From the listing below, copy every line with the word "placeholder".

(Dataset items)
— begin —
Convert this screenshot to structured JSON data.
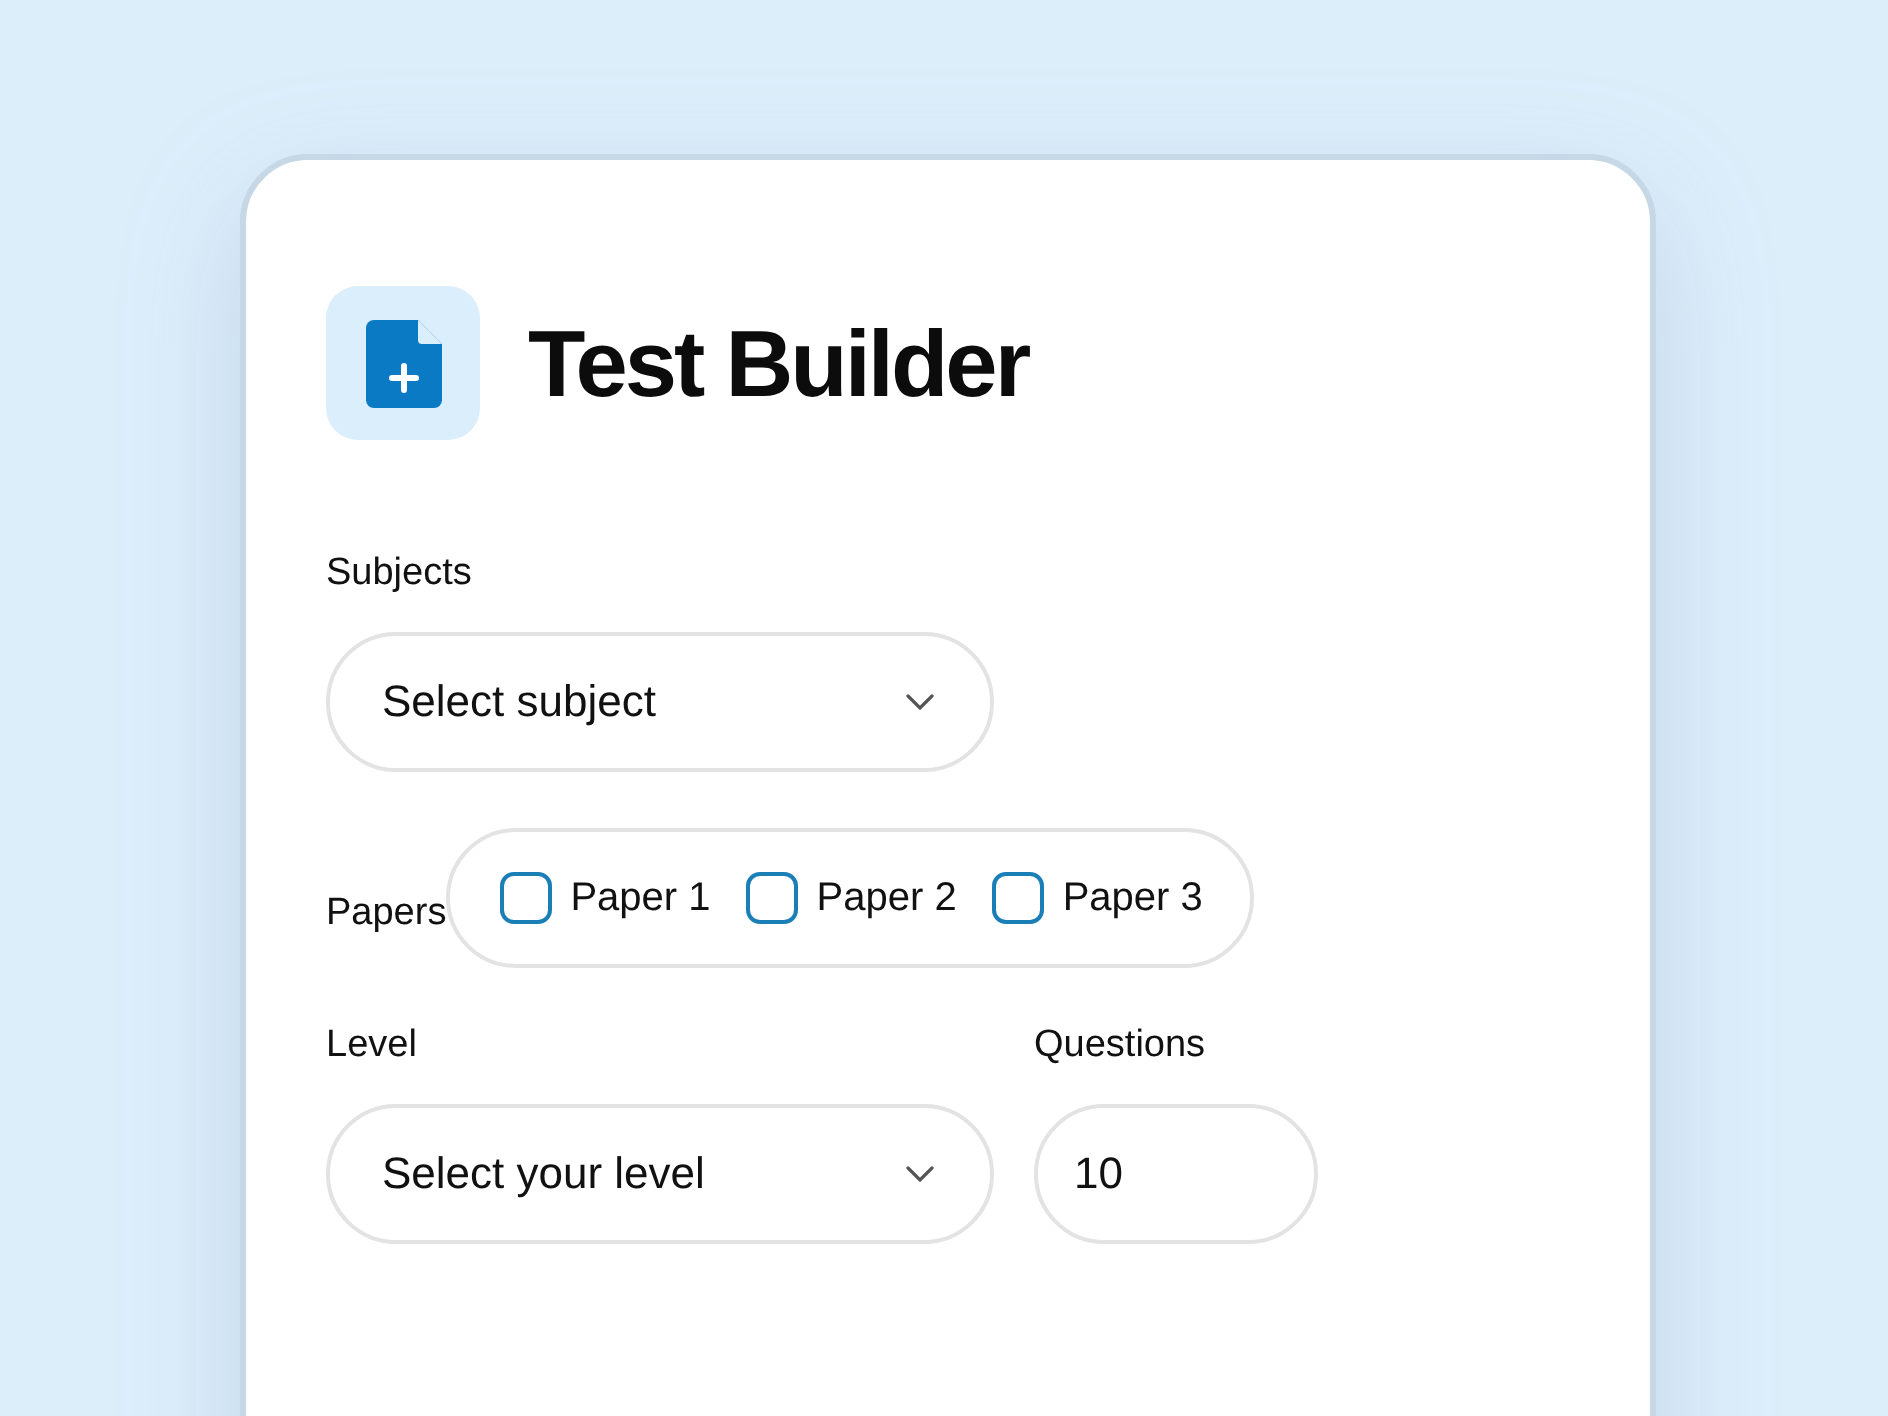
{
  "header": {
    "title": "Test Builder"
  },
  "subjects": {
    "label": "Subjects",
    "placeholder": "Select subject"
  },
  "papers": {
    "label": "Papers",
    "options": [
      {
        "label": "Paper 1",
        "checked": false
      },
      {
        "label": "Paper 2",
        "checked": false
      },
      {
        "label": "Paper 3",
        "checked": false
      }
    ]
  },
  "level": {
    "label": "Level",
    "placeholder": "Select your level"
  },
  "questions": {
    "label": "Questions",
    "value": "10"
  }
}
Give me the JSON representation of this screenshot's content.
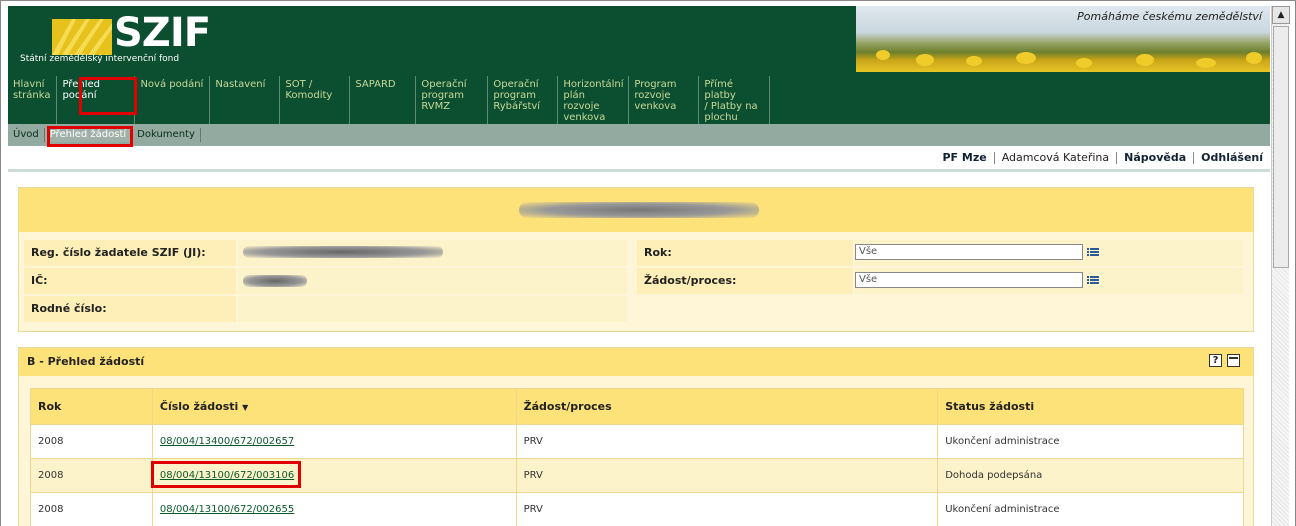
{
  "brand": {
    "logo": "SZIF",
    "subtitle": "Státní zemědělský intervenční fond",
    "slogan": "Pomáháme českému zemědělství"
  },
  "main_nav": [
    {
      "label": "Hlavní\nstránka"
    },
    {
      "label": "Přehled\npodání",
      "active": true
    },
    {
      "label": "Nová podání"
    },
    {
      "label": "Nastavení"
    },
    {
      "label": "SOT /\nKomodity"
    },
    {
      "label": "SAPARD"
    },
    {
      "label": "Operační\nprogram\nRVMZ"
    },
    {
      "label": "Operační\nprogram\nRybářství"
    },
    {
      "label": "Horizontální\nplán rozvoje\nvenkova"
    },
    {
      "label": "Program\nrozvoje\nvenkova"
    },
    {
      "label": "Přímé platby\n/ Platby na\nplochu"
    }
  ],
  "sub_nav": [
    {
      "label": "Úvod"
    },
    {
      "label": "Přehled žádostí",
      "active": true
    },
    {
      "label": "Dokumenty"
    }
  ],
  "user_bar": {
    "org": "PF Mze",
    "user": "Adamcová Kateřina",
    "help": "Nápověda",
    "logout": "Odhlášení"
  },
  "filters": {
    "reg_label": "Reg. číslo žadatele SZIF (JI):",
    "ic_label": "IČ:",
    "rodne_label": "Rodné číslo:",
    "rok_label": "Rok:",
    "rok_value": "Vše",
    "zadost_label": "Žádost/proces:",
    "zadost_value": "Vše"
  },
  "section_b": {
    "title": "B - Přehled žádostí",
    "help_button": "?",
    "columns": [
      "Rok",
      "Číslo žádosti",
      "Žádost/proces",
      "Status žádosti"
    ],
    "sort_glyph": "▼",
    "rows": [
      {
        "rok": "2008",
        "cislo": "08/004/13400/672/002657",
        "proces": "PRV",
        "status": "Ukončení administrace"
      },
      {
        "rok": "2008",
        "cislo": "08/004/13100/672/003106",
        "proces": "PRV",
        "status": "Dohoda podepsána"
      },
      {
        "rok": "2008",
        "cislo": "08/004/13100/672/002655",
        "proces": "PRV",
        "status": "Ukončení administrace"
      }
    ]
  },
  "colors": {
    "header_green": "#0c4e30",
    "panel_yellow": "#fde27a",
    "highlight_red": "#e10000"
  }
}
— end —
In response
    "placeholder": "Select subject"
    "placeholder": "Select your level"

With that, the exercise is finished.